▶ **YOUR TASK**
Reply with the count of lines holding "Facilitadores", nothing more.

▶ **DATA SHOWN**

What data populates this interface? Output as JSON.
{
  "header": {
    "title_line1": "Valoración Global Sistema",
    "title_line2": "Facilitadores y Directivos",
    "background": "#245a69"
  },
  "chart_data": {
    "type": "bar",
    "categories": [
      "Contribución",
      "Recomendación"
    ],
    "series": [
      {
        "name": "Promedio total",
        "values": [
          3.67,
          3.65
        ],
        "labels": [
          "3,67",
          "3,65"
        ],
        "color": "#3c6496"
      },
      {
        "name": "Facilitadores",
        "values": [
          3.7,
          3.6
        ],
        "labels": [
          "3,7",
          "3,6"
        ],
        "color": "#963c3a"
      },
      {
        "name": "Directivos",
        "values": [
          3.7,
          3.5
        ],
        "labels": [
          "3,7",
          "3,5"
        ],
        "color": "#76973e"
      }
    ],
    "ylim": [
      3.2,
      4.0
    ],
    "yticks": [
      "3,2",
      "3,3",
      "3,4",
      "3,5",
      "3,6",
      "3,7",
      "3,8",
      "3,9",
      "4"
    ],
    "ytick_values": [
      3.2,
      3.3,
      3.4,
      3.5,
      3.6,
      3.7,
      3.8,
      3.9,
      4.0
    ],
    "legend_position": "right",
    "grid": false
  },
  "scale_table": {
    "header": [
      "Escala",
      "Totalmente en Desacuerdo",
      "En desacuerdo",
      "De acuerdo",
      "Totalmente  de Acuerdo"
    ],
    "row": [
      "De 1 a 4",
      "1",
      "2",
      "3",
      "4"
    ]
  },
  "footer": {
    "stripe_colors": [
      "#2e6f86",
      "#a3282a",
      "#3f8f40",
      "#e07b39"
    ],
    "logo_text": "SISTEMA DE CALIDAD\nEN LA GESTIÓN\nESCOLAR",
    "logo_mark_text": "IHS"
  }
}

▶ **FULL RESPONSE**
2